» **OBJECTIVE**:
Find the line that contains "Read all visible content and emit it as JSON.". Repeat that line and all lines following it, exactly, through the end of the listing below.

» **INFORMATION SHOWN**:
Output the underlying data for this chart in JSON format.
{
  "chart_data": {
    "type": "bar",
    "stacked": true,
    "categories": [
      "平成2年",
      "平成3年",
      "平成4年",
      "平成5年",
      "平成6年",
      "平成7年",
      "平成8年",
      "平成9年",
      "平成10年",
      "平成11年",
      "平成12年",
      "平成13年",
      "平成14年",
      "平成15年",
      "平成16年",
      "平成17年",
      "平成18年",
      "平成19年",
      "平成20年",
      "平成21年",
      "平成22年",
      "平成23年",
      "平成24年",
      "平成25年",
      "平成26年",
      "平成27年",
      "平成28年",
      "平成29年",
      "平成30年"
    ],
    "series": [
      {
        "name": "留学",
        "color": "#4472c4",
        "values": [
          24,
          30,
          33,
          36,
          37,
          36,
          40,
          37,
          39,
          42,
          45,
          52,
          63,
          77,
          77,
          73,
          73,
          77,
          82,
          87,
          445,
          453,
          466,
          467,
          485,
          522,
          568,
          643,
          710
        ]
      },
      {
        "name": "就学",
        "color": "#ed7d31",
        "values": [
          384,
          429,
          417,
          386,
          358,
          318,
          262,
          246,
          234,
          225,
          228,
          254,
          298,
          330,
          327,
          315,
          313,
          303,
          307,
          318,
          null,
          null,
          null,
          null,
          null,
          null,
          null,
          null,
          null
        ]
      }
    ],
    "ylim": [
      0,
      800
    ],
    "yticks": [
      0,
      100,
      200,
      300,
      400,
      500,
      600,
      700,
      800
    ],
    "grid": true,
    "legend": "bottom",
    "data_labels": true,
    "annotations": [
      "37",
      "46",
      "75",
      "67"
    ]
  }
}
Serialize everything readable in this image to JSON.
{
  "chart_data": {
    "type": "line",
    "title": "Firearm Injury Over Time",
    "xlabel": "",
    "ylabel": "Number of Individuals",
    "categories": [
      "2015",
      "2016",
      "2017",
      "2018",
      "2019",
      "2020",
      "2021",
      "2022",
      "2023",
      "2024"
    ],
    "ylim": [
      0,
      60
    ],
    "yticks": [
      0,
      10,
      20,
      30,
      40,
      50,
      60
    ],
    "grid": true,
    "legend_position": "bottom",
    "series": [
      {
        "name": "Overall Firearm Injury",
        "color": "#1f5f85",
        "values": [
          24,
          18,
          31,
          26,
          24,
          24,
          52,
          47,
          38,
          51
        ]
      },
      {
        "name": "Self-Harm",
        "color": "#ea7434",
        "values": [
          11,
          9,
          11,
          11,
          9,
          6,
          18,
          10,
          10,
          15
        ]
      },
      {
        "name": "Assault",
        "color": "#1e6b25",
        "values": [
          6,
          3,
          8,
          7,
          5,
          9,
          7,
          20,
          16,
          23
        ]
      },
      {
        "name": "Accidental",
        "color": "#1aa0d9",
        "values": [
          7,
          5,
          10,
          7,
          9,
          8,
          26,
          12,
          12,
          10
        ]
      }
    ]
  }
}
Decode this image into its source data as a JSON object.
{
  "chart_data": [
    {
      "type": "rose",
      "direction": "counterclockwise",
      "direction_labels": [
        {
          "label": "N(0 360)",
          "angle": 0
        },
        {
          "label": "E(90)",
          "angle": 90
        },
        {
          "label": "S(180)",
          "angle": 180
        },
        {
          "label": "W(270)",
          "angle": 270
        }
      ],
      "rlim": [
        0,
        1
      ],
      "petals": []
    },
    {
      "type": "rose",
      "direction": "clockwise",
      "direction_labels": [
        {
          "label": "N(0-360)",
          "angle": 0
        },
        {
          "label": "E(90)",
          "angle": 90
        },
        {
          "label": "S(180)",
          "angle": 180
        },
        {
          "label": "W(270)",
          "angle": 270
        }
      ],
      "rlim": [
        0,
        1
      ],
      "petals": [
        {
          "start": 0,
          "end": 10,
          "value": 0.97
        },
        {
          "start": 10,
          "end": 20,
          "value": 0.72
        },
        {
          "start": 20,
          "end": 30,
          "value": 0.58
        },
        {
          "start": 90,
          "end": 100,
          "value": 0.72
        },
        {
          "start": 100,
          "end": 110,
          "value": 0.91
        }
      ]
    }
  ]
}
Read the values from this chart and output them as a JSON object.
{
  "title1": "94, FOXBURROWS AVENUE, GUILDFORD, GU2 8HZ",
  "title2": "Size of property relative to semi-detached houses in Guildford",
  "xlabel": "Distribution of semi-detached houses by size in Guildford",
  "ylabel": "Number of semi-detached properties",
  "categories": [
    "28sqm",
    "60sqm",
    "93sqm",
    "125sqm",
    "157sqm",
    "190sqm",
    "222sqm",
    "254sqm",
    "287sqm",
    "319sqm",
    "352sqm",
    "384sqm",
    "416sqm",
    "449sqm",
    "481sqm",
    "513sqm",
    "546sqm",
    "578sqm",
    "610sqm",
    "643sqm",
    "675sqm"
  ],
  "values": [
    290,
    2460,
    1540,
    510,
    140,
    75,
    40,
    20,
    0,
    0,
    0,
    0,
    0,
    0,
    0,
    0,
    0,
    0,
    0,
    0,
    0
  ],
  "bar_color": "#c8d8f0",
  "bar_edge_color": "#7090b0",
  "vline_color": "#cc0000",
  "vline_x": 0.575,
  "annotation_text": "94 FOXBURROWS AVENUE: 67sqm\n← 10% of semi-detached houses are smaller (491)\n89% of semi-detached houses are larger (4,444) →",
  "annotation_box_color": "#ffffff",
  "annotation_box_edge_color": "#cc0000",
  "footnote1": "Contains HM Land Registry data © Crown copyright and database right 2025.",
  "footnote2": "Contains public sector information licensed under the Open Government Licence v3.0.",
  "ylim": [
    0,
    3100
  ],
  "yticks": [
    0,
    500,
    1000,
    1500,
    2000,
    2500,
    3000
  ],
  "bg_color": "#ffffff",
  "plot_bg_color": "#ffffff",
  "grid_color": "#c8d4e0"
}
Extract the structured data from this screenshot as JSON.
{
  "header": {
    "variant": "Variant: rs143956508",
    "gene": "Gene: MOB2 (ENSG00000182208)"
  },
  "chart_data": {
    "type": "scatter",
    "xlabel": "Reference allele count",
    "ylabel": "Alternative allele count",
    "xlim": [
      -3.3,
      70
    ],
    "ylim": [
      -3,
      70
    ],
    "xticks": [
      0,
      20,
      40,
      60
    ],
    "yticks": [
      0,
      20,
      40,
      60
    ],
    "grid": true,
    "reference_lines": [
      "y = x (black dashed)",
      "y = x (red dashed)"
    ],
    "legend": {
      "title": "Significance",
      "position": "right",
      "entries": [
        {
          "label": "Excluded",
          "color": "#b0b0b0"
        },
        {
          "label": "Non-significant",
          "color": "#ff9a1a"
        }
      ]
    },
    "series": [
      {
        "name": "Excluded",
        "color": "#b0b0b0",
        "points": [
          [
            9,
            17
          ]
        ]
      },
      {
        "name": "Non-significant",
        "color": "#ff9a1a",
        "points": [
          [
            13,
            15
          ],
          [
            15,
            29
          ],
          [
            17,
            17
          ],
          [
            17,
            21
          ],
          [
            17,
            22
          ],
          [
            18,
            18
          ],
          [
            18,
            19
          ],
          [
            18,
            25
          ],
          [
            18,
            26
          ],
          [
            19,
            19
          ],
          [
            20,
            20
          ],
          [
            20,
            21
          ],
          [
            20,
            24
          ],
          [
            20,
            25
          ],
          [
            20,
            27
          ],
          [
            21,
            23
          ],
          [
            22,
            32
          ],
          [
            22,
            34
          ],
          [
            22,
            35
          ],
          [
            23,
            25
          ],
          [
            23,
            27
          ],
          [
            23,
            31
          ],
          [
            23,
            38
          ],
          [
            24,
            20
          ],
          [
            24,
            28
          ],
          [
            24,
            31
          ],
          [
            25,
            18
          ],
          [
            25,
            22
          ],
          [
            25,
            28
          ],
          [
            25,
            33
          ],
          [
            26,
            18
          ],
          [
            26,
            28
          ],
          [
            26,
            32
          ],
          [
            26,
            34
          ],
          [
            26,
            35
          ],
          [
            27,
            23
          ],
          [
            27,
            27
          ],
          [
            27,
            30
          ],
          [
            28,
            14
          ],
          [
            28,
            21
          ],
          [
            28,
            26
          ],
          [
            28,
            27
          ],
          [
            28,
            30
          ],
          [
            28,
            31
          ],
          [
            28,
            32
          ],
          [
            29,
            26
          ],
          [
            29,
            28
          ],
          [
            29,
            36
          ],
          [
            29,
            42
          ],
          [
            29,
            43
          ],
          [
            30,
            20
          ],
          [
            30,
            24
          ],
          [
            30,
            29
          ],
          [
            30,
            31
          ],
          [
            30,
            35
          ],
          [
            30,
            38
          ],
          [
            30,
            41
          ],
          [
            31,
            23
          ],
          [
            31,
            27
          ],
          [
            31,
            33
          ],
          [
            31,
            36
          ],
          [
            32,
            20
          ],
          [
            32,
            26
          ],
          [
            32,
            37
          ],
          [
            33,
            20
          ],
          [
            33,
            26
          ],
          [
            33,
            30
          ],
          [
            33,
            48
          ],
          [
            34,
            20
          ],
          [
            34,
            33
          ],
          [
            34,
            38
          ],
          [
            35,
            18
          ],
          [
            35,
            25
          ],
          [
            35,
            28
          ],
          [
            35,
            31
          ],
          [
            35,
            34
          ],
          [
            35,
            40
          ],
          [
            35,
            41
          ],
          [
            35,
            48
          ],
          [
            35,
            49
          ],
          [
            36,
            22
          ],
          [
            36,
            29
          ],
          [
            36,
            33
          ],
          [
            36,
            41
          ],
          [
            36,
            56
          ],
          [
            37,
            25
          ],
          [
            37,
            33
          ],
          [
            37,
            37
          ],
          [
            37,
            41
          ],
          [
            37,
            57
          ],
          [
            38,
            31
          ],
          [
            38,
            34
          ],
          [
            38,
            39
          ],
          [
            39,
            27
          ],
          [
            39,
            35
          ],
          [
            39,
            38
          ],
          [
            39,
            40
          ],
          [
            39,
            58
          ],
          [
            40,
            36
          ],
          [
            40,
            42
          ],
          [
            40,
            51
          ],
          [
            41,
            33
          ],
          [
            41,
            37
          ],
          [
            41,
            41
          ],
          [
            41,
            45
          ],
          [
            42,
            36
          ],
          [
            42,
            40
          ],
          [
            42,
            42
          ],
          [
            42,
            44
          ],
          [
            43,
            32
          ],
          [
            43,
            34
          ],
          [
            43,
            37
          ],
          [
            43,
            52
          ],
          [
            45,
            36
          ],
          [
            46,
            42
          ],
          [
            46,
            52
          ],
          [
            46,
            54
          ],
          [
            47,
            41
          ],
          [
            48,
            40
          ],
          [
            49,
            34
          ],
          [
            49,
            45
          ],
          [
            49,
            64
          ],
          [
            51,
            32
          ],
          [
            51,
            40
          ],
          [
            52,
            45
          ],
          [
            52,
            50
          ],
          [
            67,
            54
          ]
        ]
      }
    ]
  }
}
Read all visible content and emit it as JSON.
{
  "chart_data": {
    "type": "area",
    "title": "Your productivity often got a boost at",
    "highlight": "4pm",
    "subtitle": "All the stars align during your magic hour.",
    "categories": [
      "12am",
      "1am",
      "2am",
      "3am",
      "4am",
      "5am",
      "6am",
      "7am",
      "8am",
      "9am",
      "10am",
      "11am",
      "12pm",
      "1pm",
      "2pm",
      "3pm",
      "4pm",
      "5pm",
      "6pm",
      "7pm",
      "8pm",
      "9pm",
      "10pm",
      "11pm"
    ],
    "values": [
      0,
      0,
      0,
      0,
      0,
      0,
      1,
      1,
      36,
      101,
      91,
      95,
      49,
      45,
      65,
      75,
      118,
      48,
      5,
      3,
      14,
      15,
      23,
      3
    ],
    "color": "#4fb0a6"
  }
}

» **COMPLETE ANSWER**:
Read all visible content and emit it as JSON.
{
  "chart_data": {
    "type": "area",
    "title": "Your productivity often got a boost at",
    "highlight": "4pm",
    "subtitle": "All the stars align during your magic hour.",
    "categories": [
      "12am",
      "1am",
      "2am",
      "3am",
      "4am",
      "5am",
      "6am",
      "7am",
      "8am",
      "9am",
      "10am",
      "11am",
      "12pm",
      "1pm",
      "2pm",
      "3pm",
      "4pm",
      "5pm",
      "6pm",
      "7pm",
      "8pm",
      "9pm",
      "10pm",
      "11pm"
    ],
    "values": [
      0,
      0,
      0,
      0,
      0,
      0,
      1,
      1,
      36,
      101,
      91,
      95,
      49,
      45,
      65,
      75,
      118,
      48,
      5,
      3,
      14,
      15,
      23,
      3
    ],
    "color": "#4fb0a6"
  }
}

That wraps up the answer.